- _DESCRIPTION OF THE TASK_
Reproduce every entry below precisely. Pictures are excluded from the copy.

Source records
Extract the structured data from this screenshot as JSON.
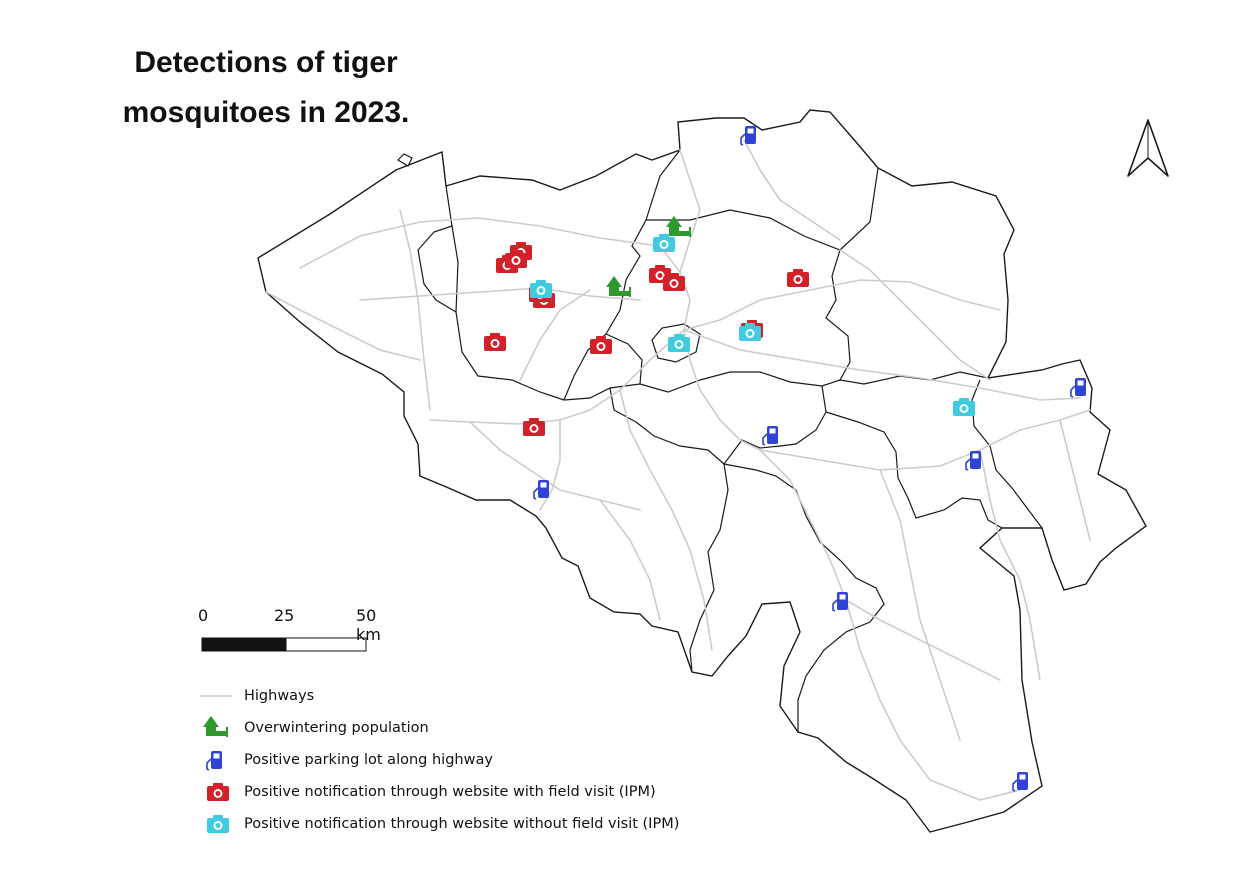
{
  "title": {
    "line1": "Detections of tiger",
    "line2": "mosquitoes in 2023."
  },
  "scale_bar": {
    "tick_0": "0",
    "tick_25": "25",
    "tick_50": "50 km"
  },
  "legend": {
    "highways": "Highways",
    "overwintering": "Overwintering population",
    "parking": "Positive parking lot along highway",
    "with_visit": "Positive notification through website with field visit (IPM)",
    "without_visit": "Positive notification through website without field visit (IPM)"
  },
  "colors": {
    "highway": "#cccccc",
    "border": "#1a1a1a",
    "overwintering": "#2e9a2e",
    "parking": "#2f43d6",
    "with_visit": "#d4202a",
    "without_visit": "#3fcbe0"
  },
  "icons": {
    "overwintering": "house-flag-icon",
    "parking": "fuel-pump-icon",
    "with_visit": "camera-icon",
    "without_visit": "camera-icon",
    "north": "north-arrow-icon"
  },
  "markers": {
    "overwintering_count": 2,
    "parking_count": 7,
    "with_visit_count": 12,
    "without_visit_count": 5
  }
}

- _ANSWER TO THE EXERCISE_
Extract the structured data from this screenshot as JSON.
{
  "title": {
    "line1": "Detections of tiger",
    "line2": "mosquitoes in 2023."
  },
  "scale_bar": {
    "tick_0": "0",
    "tick_25": "25",
    "tick_50": "50 km"
  },
  "legend": {
    "highways": "Highways",
    "overwintering": "Overwintering population",
    "parking": "Positive parking lot along highway",
    "with_visit": "Positive notification through website with field visit (IPM)",
    "without_visit": "Positive notification through website without field visit (IPM)"
  },
  "colors": {
    "highway": "#cccccc",
    "border": "#1a1a1a",
    "overwintering": "#2e9a2e",
    "parking": "#2f43d6",
    "with_visit": "#d4202a",
    "without_visit": "#3fcbe0"
  },
  "icons": {
    "overwintering": "house-flag-icon",
    "parking": "fuel-pump-icon",
    "with_visit": "camera-icon",
    "without_visit": "camera-icon",
    "north": "north-arrow-icon"
  },
  "markers": {
    "overwintering_count": 2,
    "parking_count": 7,
    "with_visit_count": 12,
    "without_visit_count": 5
  }
}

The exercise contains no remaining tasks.